- [Task details]: Go through the listing below and gather every line with the word "statt".
┏━━
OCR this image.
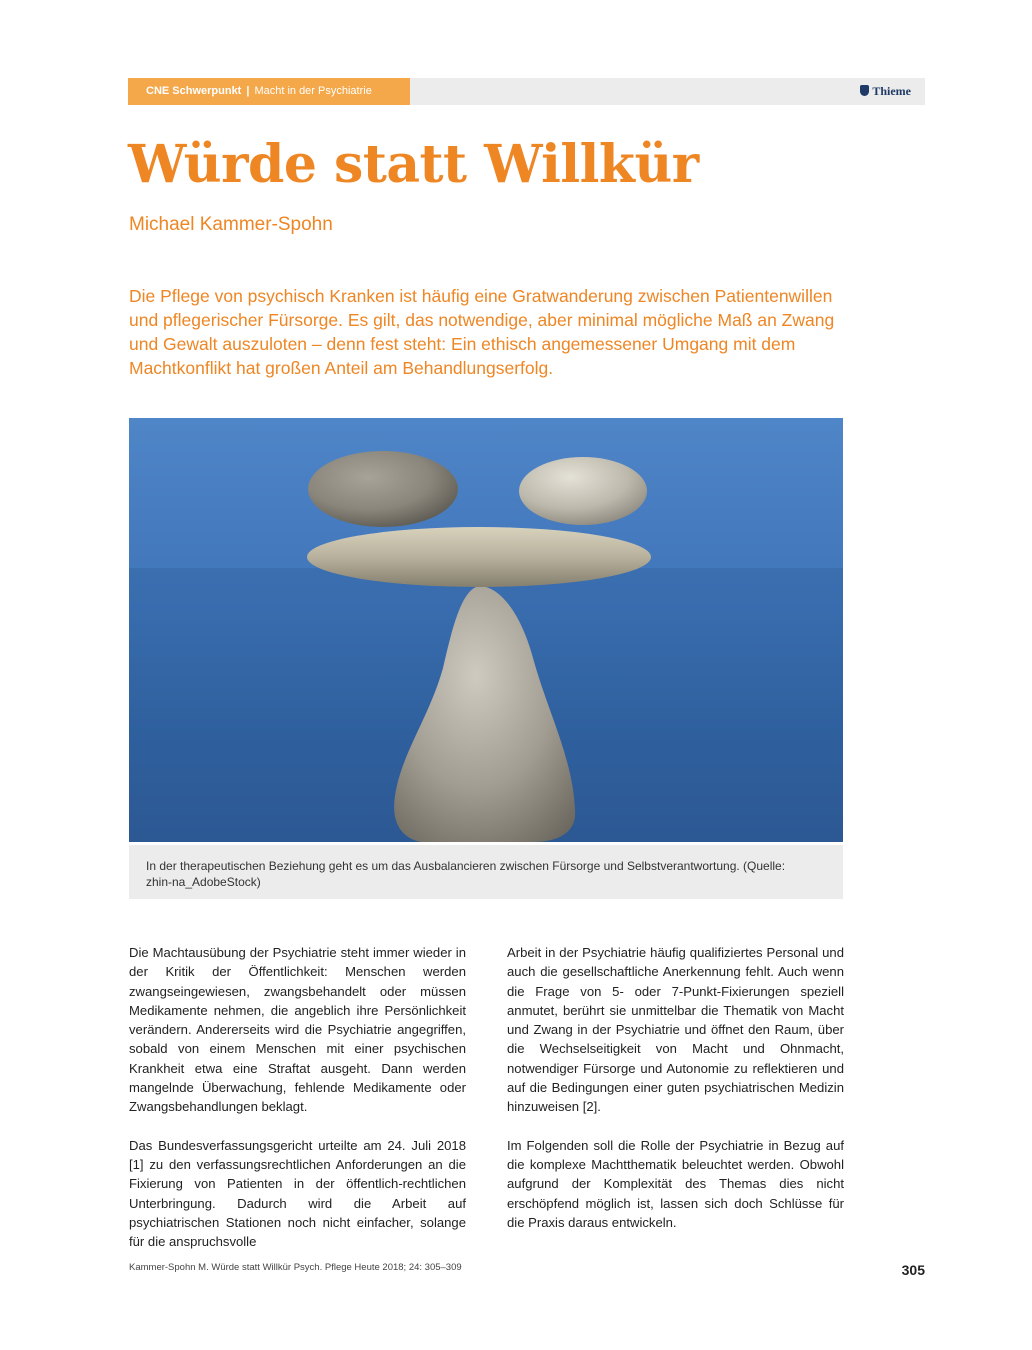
CNE Schwerpunkt | Macht in der Psychiatrie	Thieme
Würde statt Willkür
Michael Kammer-Spohn

Die Pflege von psychisch Kranken ist häufig eine Gratwanderung zwischen Patientenwillen und pflegerischer Fürsorge. Es gilt, das notwendige, aber minimal mögliche Maß an Zwang und Gewalt auszuloten – denn fest steht: Ein ethisch angemessener Umgang mit dem Machtkonflikt hat großen Anteil am Behandlungserfolg.

In der therapeutischen Beziehung geht es um das Ausbalancieren zwischen Fürsorge und Selbstverantwortung. (Quelle: zhin-na_AdobeStock)

Die Machtausübung der Psychiatrie steht immer wieder in der Kritik der Öffentlichkeit: Menschen werden zwangseingewiesen, zwangsbehandelt oder müssen Medikamente nehmen, die angeblich ihre Persönlichkeit verändern. Andererseits wird die Psychiatrie angegriffen, sobald von einem Menschen mit einer psychischen Krankheit etwa eine Straftat ausgeht. Dann werden mangelnde Überwachung, fehlende Medikamente oder Zwangsbehandlungen beklagt.

Das Bundesverfassungsgericht urteilte am 24. Juli 2018 [1] zu den verfassungsrechtlichen Anforderungen an die Fixierung von Patienten in der öffentlich-rechtlichen Unterbringung. Dadurch wird die Arbeit auf psychiatrischen Stationen noch nicht einfacher, solange für die anspruchsvolle

Arbeit in der Psychiatrie häufig qualifiziertes Personal und auch die gesellschaftliche Anerkennung fehlt. Auch wenn die Frage von 5- oder 7-Punkt-Fixierungen speziell anmutet, berührt sie unmittelbar die Thematik von Macht und Zwang in der Psychiatrie und öffnet den Raum, über die Wechselseitigkeit von Macht und Ohnmacht, notwendiger Fürsorge und Autonomie zu reflektieren und auf die Bedingungen einer guten psychiatrischen Medizin hinzuweisen [2].

Im Folgenden soll die Rolle der Psychiatrie in Bezug auf die komplexe Machtthematik beleuchtet werden. Obwohl aufgrund der Komplexität des Themas dies nicht erschöpfend möglich ist, lassen sich doch Schlüsse für die Praxis daraus entwickeln.

Kammer-Spohn M. Würde statt Willkür Psych. Pflege Heute 2018; 24: 305–309	305
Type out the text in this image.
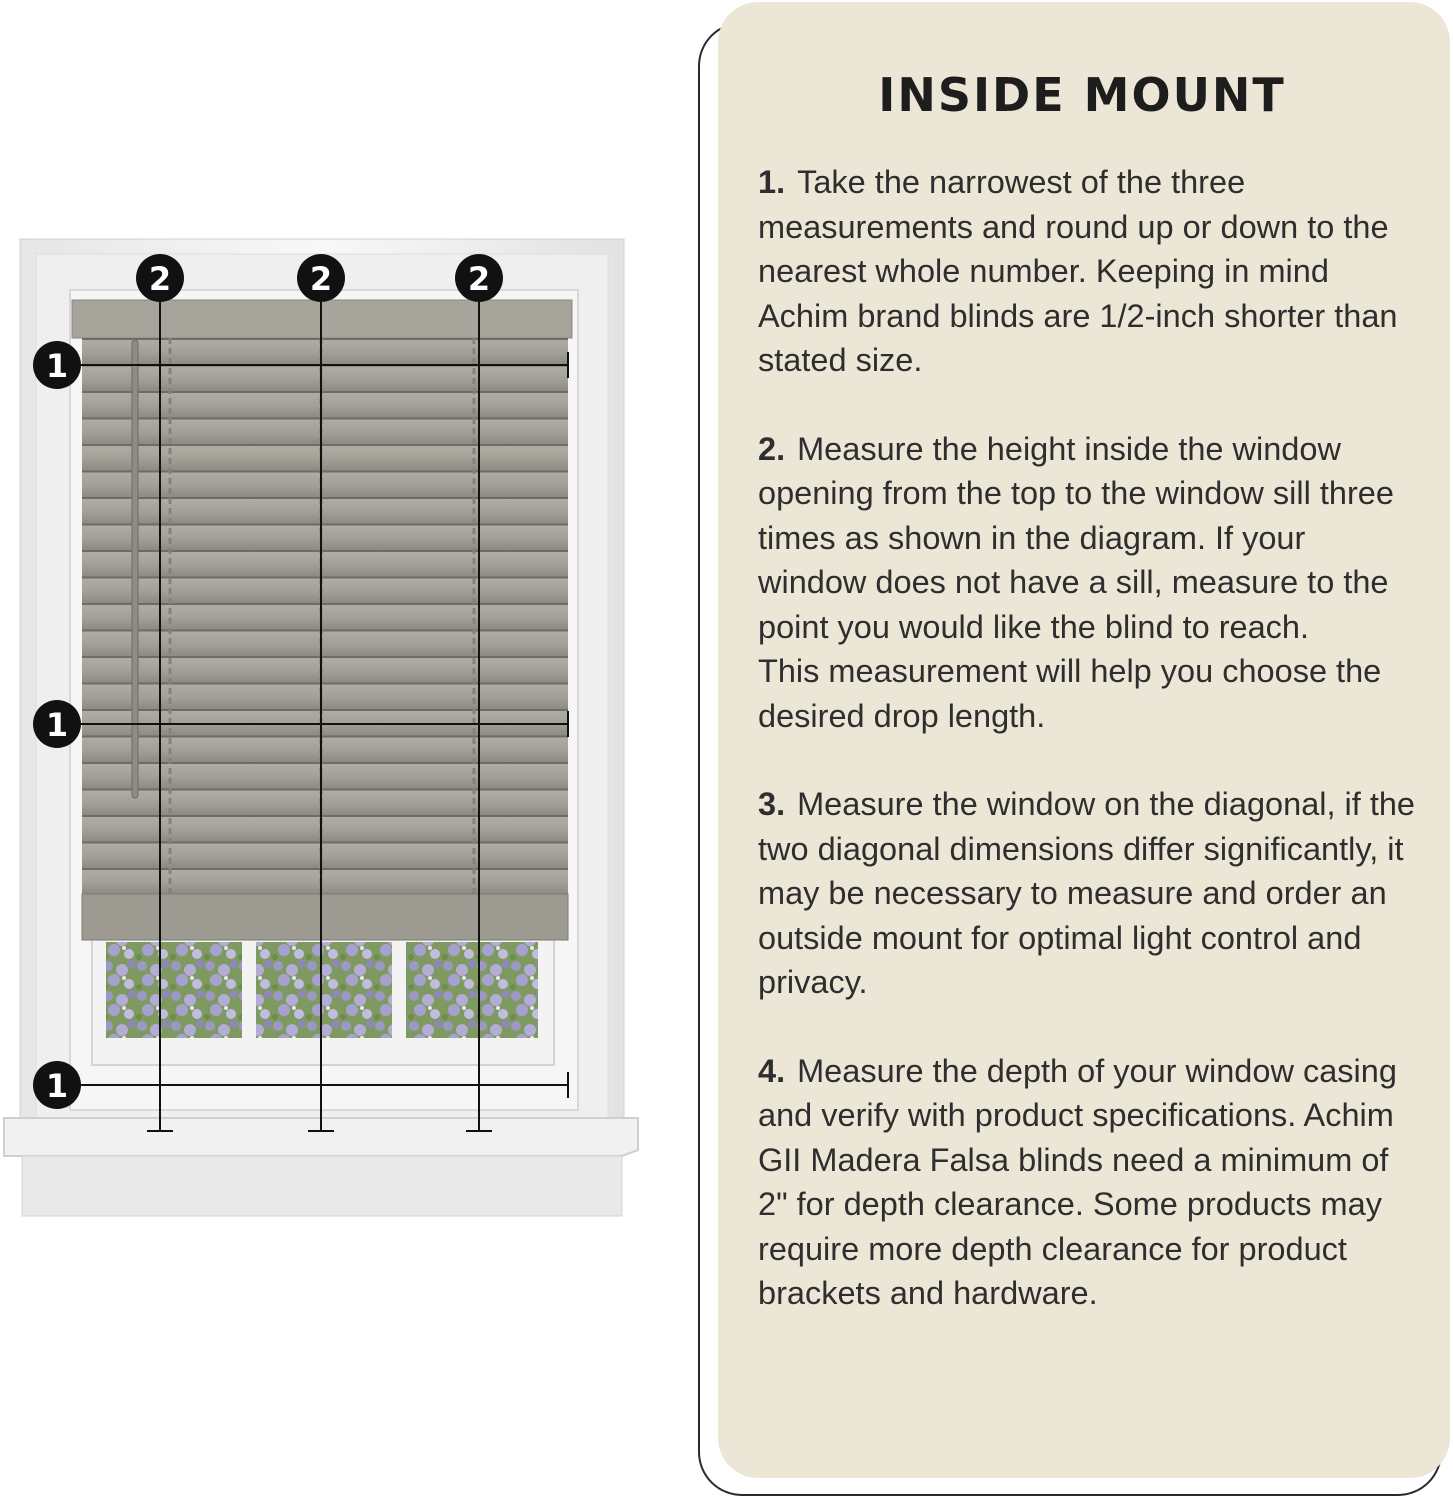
2	2	2
1
1
1
INSIDE MOUNT

1. Take the narrowest of the three measurements and round up or down to the nearest whole number. Keeping in mind Achim brand blinds are 1/2-inch shorter than stated size.

2. Measure the height inside the window opening from the top to the window sill three times as shown in the diagram. If your window does not have a sill, measure to the point you would like the blind to reach.
This measurement will help you choose the desired drop length.

3. Measure the window on the diagonal, if the two diagonal dimensions differ significantly, it may be necessary to measure and order an outside mount for optimal light control and privacy.

4. Measure the depth of your window casing and verify with product specifications. Achim GII Madera Falsa blinds need a minimum of 2" for depth clearance. Some products may require more depth clearance for product brackets and hardware.
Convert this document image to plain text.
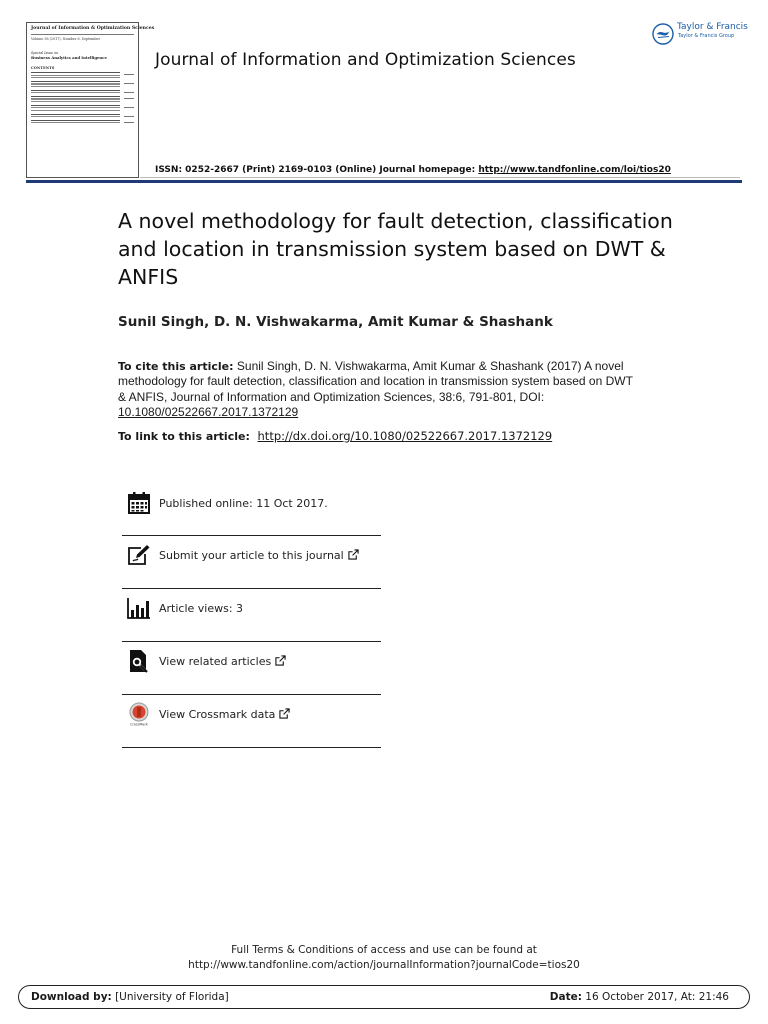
Journal of Information & Optimization Sciences
Volume 38 (2017), Number 6, September
Special Issue on
Business Analytics and Intelligence
CONTENTS	Journal of Information and Optimization Sciences
Taylor & Francis
Taylor & Francis Group
ISSN: 0252-2667 (Print) 2169-0103 (Online) Journal homepage: http://www.tandfonline.com/loi/tios20
A novel methodology for fault detection, classification and location in transmission system based on DWT & ANFIS
Sunil Singh, D. N. Vishwakarma, Amit Kumar & Shashank
To cite this article: Sunil Singh, D. N. Vishwakarma, Amit Kumar & Shashank (2017) A novel methodology for fault detection, classification and location in transmission system based on DWT & ANFIS, Journal of Information and Optimization Sciences, 38:6, 791-801, DOI: 10.1080/02522667.2017.1372129
To link to this article: http://dx.doi.org/10.1080/02522667.2017.1372129
Published online: 11 Oct 2017.
Submit your article to this journal
Article views: 3
View related articles
CrossMark
View Crossmark data
Full Terms & Conditions of access and use can be found at
http://www.tandfonline.com/action/journalInformation?journalCode=tios20
Download by: [University of Florida]	Date: 16 October 2017, At: 21:46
┗━━
- [Answer to the task]:
Würde statt Willkür
Kammer-Spohn M. Würde statt Willkür Psych. Pflege Heute 2018; 24: 305–309	305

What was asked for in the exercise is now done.